— Begin —
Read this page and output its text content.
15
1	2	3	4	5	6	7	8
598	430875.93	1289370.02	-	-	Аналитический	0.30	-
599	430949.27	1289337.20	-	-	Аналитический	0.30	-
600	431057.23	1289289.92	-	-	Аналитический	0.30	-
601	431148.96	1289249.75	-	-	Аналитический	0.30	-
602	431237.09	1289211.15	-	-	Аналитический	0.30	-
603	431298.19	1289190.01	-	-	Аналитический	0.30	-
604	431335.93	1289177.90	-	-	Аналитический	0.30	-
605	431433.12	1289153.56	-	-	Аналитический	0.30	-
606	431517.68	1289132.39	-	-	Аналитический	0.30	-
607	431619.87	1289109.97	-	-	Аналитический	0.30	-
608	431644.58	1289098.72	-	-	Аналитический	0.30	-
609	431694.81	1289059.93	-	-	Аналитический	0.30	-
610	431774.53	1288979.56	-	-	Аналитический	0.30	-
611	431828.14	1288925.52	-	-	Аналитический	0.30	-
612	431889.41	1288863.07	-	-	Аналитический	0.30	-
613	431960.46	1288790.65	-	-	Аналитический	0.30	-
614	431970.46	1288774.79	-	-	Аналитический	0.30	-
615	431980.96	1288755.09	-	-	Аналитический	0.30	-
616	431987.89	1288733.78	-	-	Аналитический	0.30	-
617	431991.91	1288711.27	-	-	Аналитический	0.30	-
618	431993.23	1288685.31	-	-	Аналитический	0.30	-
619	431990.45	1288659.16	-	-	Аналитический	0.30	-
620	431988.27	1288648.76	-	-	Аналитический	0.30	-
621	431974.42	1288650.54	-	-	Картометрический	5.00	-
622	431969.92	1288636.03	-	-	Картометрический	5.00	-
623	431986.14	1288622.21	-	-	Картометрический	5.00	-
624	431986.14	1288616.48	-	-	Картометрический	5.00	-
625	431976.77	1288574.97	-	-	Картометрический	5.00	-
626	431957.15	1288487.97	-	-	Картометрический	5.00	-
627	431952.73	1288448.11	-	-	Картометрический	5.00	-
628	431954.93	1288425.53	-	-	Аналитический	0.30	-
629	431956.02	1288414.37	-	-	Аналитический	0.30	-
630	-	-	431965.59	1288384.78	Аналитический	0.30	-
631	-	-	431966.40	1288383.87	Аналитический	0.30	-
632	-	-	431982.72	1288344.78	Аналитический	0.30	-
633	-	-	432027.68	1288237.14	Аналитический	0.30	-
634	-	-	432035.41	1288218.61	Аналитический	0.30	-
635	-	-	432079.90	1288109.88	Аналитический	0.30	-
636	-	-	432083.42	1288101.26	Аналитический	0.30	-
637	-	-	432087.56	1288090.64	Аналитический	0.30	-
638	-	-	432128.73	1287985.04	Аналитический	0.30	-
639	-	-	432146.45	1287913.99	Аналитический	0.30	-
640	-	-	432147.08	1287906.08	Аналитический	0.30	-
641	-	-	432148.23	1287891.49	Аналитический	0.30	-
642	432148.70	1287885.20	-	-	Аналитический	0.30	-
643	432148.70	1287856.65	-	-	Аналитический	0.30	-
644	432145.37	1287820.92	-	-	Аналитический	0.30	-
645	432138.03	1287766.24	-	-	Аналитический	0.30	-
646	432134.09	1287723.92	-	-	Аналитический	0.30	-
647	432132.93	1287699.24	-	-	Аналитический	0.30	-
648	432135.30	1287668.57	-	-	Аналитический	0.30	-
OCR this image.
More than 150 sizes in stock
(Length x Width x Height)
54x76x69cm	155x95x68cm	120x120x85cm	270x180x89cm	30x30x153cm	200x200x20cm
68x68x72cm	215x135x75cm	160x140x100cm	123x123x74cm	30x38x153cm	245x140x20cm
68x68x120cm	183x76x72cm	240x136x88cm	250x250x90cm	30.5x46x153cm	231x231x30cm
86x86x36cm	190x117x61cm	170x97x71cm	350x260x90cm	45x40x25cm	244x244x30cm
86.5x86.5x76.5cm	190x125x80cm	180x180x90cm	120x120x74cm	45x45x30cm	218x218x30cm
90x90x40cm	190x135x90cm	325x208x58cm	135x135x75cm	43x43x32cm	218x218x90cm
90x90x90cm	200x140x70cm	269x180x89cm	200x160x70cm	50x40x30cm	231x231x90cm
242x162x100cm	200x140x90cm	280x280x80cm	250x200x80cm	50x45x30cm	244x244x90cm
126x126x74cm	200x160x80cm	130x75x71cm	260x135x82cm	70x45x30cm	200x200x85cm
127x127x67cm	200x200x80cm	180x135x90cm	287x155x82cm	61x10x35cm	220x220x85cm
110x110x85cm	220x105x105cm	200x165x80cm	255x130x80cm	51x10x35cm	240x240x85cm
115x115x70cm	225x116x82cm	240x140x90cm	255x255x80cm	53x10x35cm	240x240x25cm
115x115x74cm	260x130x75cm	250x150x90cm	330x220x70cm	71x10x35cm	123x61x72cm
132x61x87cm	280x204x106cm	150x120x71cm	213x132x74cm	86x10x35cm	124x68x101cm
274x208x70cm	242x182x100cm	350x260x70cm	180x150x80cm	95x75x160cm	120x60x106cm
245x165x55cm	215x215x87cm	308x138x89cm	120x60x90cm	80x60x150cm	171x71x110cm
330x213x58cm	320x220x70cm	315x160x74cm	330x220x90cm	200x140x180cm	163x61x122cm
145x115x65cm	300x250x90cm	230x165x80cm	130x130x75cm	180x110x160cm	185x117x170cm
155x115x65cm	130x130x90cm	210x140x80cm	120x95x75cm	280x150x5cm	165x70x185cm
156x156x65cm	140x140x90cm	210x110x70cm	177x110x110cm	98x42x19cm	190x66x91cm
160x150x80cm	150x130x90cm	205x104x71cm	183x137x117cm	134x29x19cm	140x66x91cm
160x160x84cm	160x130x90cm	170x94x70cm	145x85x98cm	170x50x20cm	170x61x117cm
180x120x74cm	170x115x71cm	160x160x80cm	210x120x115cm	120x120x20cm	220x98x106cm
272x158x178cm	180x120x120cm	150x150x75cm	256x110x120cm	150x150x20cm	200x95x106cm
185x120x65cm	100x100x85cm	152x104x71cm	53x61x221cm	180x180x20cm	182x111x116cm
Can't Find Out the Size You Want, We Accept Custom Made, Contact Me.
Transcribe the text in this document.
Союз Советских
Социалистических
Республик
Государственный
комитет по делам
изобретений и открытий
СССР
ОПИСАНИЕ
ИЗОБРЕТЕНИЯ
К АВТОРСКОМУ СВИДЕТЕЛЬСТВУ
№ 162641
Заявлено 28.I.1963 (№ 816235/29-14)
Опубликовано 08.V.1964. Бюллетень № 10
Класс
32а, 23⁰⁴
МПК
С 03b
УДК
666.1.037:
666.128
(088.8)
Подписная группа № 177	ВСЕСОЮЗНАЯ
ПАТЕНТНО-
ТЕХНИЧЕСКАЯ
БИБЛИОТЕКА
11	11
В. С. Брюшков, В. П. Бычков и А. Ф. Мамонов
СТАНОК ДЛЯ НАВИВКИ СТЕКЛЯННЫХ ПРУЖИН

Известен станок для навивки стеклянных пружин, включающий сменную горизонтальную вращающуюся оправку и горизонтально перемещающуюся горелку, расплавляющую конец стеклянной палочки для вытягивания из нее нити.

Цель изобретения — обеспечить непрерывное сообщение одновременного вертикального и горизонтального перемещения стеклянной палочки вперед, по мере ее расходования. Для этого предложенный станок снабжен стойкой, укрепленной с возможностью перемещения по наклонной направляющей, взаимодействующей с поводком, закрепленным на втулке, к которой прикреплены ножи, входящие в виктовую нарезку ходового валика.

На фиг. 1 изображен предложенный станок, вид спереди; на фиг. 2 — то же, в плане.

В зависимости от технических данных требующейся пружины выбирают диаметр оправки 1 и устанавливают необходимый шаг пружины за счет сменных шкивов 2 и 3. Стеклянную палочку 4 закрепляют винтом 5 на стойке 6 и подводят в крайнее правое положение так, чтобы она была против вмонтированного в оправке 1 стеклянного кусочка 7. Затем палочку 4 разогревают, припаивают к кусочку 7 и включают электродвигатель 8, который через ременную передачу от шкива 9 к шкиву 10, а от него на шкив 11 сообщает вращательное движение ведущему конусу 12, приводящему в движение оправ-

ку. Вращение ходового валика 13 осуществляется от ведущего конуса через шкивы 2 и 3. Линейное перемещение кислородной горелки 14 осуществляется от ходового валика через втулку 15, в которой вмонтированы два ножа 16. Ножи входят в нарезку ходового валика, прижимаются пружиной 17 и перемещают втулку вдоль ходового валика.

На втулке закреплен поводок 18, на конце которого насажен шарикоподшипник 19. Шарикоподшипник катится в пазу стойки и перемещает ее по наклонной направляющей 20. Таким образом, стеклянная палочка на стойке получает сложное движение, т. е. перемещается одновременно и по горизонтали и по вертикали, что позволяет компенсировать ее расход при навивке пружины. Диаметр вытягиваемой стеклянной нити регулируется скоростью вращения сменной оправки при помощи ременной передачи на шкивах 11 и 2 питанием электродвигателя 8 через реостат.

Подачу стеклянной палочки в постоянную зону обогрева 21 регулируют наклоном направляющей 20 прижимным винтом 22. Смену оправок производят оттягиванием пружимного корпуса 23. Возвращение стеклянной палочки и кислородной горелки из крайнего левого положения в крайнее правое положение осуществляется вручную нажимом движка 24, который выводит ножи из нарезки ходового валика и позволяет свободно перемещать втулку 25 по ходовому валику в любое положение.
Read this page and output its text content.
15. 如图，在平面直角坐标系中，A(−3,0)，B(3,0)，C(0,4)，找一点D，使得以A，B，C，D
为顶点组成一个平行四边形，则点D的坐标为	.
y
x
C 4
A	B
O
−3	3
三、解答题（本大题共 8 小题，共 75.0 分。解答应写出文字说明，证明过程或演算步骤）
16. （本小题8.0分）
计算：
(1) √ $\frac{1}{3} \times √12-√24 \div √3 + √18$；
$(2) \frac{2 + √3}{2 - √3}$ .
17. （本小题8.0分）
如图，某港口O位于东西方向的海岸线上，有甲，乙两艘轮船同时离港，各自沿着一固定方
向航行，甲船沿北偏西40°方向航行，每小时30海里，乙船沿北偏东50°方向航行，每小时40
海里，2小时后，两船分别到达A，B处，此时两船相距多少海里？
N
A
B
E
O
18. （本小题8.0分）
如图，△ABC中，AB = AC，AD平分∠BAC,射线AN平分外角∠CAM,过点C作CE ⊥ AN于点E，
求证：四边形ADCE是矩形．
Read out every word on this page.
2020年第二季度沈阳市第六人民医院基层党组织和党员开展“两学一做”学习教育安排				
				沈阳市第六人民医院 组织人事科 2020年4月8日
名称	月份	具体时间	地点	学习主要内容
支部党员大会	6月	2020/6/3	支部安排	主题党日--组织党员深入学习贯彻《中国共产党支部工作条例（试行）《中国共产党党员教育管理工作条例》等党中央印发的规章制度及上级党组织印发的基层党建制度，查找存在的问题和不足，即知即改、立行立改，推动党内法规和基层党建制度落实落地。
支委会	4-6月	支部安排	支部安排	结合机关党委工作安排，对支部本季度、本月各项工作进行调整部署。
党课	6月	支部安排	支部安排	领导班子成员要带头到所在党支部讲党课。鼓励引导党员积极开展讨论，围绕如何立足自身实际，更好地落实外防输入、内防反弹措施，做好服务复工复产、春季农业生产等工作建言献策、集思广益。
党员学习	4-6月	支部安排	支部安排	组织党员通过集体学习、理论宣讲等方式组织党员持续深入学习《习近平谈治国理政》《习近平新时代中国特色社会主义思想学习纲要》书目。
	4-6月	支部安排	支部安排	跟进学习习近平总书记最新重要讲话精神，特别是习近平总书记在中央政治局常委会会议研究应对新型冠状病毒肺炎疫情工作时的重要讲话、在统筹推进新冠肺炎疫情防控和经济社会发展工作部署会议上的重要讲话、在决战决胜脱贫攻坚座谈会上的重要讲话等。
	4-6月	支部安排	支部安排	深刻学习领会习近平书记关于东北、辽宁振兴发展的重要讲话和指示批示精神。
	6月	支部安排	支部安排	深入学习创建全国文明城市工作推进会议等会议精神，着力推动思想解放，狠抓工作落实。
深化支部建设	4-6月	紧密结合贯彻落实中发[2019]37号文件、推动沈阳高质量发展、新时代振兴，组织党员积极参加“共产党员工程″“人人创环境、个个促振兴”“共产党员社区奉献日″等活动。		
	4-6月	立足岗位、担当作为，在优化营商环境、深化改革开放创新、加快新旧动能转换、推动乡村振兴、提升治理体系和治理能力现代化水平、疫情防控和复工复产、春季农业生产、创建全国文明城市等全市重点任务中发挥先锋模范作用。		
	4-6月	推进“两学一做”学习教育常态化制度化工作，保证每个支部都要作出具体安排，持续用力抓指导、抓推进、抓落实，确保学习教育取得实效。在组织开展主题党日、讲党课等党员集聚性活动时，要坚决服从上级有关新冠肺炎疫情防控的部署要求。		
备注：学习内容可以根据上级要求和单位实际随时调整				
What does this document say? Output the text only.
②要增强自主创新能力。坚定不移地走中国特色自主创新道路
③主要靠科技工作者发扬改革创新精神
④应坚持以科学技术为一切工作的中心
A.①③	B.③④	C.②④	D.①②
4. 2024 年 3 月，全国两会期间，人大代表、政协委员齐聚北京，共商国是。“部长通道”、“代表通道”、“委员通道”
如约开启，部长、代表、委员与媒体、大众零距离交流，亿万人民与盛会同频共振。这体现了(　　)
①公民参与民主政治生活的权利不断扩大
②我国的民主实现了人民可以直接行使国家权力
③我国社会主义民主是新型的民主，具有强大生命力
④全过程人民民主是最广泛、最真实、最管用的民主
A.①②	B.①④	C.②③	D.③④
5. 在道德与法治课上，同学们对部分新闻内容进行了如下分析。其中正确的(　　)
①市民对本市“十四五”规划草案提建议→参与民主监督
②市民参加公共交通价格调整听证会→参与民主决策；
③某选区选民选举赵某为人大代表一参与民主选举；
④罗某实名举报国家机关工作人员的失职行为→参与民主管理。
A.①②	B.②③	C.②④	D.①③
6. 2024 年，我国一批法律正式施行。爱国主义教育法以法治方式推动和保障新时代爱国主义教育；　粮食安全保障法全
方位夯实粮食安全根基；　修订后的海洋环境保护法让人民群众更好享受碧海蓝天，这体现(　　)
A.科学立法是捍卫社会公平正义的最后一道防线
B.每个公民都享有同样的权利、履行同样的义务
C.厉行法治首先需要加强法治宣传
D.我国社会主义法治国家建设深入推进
— End —
Extract all lines that hold the word "document".

## RESPONSE BELOW:
Transcribe the text in this document.
What does this document say? Output the text only.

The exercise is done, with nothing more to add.